Петербург в одну неделю сделался неузнаваем. Уж был хорош! – но теперь он воистину страшен. В мокрой черноте кишат – буквально – серые горы солдатского мяса; расхлестанные, грегочущие и торжествующие… люди? Абсолютно праздные, никуда не идущие даже, а так, шатущие и стоящие, распущенно-самодовольные.

Вот у Бориса и Л. (они за это время уже успели как-то соединиться).

Картина всего происшедшего, нарисованная раньше, в общем так верна, что я почти ничего не имею прибавить. Корнилов как не был «мятежником», так им и не сделался. В момент естественного возмущения Корнилова всей «провокацией» черные элементы Ставки пытались, видимо, использовать это возмущение известным образом. Но влияние их на Корнилова было всегда так ничтожно, что и в данный час не оказало действия. Говорят, что знаменитые телеграммы-манифесты редактированы Завойко.

ЗАДАНИЕ 1:
В листинге на участке от строки с "lock-icon[interactable]: 🔓 (776, 228, 782, 234)" до строки с "property-section-header[interactable]: ▸ Viewport" включительно замените "Collections" на "Objects" и выведите только эти строки.
Листинг ниже никак не связан с приведённым фрагментом.

(Записи из источника данных)
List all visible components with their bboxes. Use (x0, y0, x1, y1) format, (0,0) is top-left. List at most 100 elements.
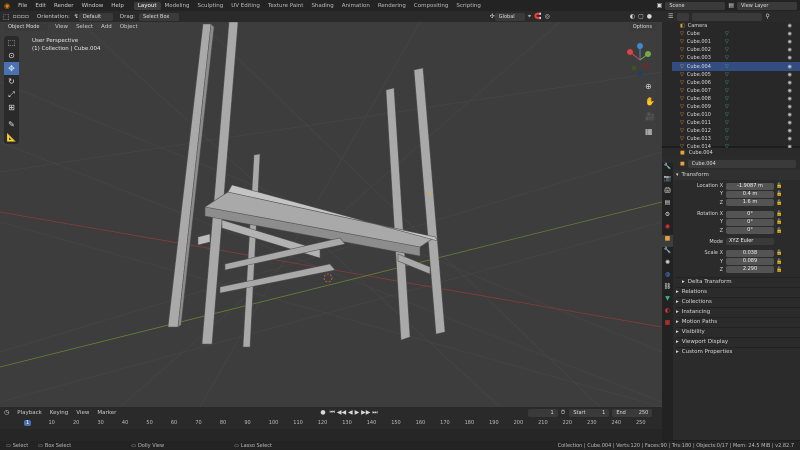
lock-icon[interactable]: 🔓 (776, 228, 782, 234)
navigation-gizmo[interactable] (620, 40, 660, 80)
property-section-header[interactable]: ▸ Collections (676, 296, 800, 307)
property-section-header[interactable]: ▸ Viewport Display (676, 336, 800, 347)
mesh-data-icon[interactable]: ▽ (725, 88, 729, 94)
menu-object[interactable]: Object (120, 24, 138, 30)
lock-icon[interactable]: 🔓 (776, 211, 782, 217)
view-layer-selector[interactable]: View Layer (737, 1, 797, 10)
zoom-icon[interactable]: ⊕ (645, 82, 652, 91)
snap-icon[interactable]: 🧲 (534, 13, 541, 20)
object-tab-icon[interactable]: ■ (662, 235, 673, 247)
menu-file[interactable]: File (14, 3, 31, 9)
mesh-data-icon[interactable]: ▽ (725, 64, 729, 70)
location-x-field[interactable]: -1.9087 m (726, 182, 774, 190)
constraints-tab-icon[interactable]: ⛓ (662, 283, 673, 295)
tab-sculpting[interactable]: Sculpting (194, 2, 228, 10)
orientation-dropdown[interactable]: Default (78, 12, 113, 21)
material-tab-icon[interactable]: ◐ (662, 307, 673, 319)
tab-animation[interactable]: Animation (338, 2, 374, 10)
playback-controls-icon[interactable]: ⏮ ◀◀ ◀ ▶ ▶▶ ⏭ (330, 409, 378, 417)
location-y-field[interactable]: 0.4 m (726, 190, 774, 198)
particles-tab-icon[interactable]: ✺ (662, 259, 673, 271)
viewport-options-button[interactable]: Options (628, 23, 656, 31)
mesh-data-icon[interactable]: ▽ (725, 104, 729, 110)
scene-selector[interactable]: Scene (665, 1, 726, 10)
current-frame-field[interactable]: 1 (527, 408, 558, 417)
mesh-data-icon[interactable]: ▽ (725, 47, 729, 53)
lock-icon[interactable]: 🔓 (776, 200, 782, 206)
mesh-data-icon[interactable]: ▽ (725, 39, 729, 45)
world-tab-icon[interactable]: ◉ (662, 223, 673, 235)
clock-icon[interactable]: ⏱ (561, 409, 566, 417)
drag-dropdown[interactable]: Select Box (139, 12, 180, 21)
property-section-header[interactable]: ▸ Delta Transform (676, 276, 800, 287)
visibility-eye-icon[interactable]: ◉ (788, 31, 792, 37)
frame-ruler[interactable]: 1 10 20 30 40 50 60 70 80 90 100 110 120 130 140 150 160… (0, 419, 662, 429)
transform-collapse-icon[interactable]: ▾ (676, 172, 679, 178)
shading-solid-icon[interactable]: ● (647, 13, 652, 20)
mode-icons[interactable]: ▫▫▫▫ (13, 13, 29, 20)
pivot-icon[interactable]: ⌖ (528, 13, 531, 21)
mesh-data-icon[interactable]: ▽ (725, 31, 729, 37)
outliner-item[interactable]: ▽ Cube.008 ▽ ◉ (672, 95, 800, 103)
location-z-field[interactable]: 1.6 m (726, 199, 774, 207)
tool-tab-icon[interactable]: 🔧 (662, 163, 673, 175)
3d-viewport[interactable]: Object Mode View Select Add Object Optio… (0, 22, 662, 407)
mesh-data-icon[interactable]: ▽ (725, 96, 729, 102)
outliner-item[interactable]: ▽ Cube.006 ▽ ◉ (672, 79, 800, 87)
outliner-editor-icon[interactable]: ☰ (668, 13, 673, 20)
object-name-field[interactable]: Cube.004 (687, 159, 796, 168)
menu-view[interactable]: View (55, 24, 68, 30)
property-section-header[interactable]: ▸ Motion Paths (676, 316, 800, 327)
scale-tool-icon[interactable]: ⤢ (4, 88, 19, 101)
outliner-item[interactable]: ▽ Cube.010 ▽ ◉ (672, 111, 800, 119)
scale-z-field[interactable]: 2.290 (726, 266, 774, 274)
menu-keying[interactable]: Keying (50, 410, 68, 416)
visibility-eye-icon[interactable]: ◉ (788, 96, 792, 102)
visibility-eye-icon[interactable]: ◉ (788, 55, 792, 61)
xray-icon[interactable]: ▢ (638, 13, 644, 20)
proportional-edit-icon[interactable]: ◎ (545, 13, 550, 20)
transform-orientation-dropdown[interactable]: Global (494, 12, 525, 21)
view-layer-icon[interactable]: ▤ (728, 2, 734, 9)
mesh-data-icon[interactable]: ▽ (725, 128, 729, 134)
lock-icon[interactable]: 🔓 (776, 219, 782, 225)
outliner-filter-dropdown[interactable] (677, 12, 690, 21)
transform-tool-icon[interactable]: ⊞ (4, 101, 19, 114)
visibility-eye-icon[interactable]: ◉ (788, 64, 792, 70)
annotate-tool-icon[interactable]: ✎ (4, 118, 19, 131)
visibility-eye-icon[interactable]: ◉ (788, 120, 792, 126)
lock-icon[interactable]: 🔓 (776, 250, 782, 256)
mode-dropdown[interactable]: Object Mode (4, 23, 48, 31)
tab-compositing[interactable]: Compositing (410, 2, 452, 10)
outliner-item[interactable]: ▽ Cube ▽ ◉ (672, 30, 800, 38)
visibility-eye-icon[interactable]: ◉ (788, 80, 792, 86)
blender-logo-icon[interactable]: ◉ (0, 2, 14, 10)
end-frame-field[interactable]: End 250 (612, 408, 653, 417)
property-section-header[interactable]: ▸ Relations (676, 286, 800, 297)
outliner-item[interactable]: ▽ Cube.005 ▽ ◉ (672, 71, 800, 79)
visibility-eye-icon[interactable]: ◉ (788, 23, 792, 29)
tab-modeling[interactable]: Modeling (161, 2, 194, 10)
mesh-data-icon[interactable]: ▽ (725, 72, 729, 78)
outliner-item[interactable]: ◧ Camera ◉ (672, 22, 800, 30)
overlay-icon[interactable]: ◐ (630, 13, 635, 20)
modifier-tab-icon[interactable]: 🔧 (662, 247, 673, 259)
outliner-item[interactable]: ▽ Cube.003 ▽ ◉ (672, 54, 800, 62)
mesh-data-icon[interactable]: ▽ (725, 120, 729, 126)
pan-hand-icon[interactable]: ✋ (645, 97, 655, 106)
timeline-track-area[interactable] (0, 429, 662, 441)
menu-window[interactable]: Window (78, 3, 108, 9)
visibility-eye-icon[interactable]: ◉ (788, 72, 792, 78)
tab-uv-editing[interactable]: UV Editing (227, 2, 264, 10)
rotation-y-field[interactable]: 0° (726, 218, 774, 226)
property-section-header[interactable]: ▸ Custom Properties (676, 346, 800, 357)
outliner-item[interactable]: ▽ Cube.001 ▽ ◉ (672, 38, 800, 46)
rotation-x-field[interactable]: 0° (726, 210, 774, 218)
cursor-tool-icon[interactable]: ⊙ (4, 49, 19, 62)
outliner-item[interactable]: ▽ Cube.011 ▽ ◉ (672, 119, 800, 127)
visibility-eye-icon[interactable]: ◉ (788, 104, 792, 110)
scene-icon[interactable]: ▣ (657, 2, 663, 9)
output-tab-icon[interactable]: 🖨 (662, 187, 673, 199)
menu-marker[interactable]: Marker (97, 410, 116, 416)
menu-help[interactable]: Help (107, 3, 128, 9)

ЗАДАНИЕ 2:
Подхватите фрагмент о Петербурге и Корнилове и продолжите его после последнего предложения.

ОТВЕТ 1:
lock-icon[interactable]: 🔓 (776, 228, 782, 234)
navigation-gizmo[interactable] (620, 40, 660, 80)
property-section-header[interactable]: ▸ Objects (676, 296, 800, 307)
property-section-header[interactable]: ▸ Viewport Display (676, 336, 800, 347)

ОТВЕТ 2:
Но это абсолютно безразлично, ибо они остаются настоящим, истинным криком благородного и сильного человека, пламенно любящего Россию и свободу. Если бы Корнилов не послал этих телеграмм, если бы он сразу, бессловно, покорился и тотчас, по непонятному, единоличному приказу Керенского стал «сдавать должность», – как знающий за собой вину «изменник», – это был бы не Корнилов.

И если б теперь он не понял, что «провокация» остается провокацией, но что дело обернулось безнадежно, что разъяснить ничего нельзя; если б он сейчас еще пытался бороться или бежал – это был бы не Корнилов. Я думаю, Корнилов так спокойно дождался Алексеева, приехавшего смещать и арестовывать его, – именно потому, что слишком уверен в своей правоте и смотрит на суд, как на прямой выход из темной и недоразуменной запутанности оплетших его нитей. Это опять похоже на Корнилова. Боюсь, что тут ошибется его честная и наивная прямота. Еще какой будет суд. Ведь если он будет настоящий, высветляющий, – он должен безвозвратно осудить – Керенского.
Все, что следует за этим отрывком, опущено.